- [TO BE DONE]:
a) According to the resume-review post, how long had the man the writer spoke with the day before the meeting been in HR?
b) Echo the stretch of the resume-review post from "One day, I met" through "had to say." word for word.

- [EXTRACT TO READ]:
A little over a month ago, I wanted to do my own experiement. So, I listed a need for people to respond to — for review of my resume. I hoped I could get some solid feedback that would help generate some new job leads.
One day, I met a person who said they’ve helped dozens of people get jobs and turn their career paths around. Excited about my potential, I was eager to hear what he had to say.
The meeting didn’t go as well as I had hoped. I disagreed with too many of his suggestions and thought his advice wasn’t very credible. Really, who wants to read a four page resume?! I left the appointment and brushed his words off my shoulder while I laughed at some of the comments he made in that hour. I think I failed to mention the conversation I had the day prior with a guy who has been in HR for over 12 years. He was among a handful of people who have told me if they were hiring, they would call me for an interview. His advice was for me to sit tight and keep my eyes open. I’m on the right track.
The right track that is, until my experience started to get slammed by a guy who actually didn’t know that HR is short for Human Resources. A few days after our meeting, he sent me a few emails. In it, he asked what it was I really wanted to pursue in life. He analyzed some affilliations and recalled our conversation and he suggested that maybe I should pursue a new avenue. Then he quoted my favorite set of words, “Don’t ask what the world needs. Ask what makes you come alive and go do it. Because what the world needs are people who have come alive.”

Collection entries
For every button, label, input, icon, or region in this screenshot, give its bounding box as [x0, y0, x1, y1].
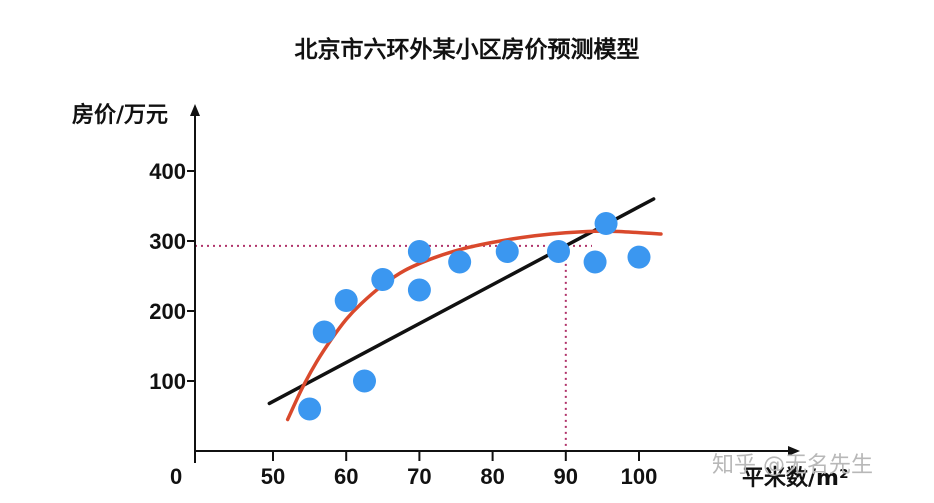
axis-ticks: 50 60 70 80 90 100 100 200 300 400	[149, 159, 657, 489]
y-axis-label: 房价/万元	[72, 102, 168, 128]
origin-label: 0	[170, 464, 182, 489]
data-point-11	[583, 250, 607, 274]
watermark: 知乎 @无名先生	[712, 453, 873, 478]
x-tick-label-70: 70	[407, 464, 431, 489]
data-point-2	[312, 320, 336, 344]
data-point-9	[495, 240, 519, 263]
x-tick-label-90: 90	[554, 464, 578, 489]
x-tick-label-80: 80	[480, 464, 504, 489]
x-axis-label: 平米数/m²	[742, 465, 849, 491]
curve-fit-line	[285, 229, 663, 422]
data-point-10	[546, 240, 570, 263]
y-axis-arrow	[190, 104, 200, 116]
data-point-8	[448, 250, 472, 274]
data-point-13	[627, 245, 651, 269]
data-point-3	[334, 289, 358, 312]
y-tick-label-200: 200	[149, 299, 186, 324]
data-points	[298, 212, 651, 421]
y-tick-label-400: 400	[149, 159, 186, 184]
chart-title: 北京市六环外某小区房价预测模型	[294, 37, 640, 63]
data-point-6	[407, 240, 431, 263]
data-point-1	[298, 397, 322, 421]
x-axis-arrow	[788, 446, 800, 456]
fit-lines	[267, 197, 663, 422]
y-tick-label-100: 100	[149, 369, 186, 394]
guide-lines	[195, 244, 592, 451]
data-point-4	[353, 369, 376, 393]
data-point-5	[371, 268, 395, 291]
x-tick-label-60: 60	[334, 464, 358, 489]
x-tick-label-100: 100	[621, 464, 658, 489]
data-point-7	[407, 278, 431, 302]
y-tick-label-300: 300	[149, 229, 186, 254]
data-point-12	[594, 212, 618, 235]
x-tick-label-50: 50	[261, 464, 285, 489]
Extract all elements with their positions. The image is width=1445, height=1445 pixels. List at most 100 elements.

- [SOLUTIONS BY TASK]:
a) Over 12 years.

b)
One day, I met a person who said they’ve helped dozens of people get jobs and turn their career paths around. Excited about my potential, I was eager to hear what he had to say.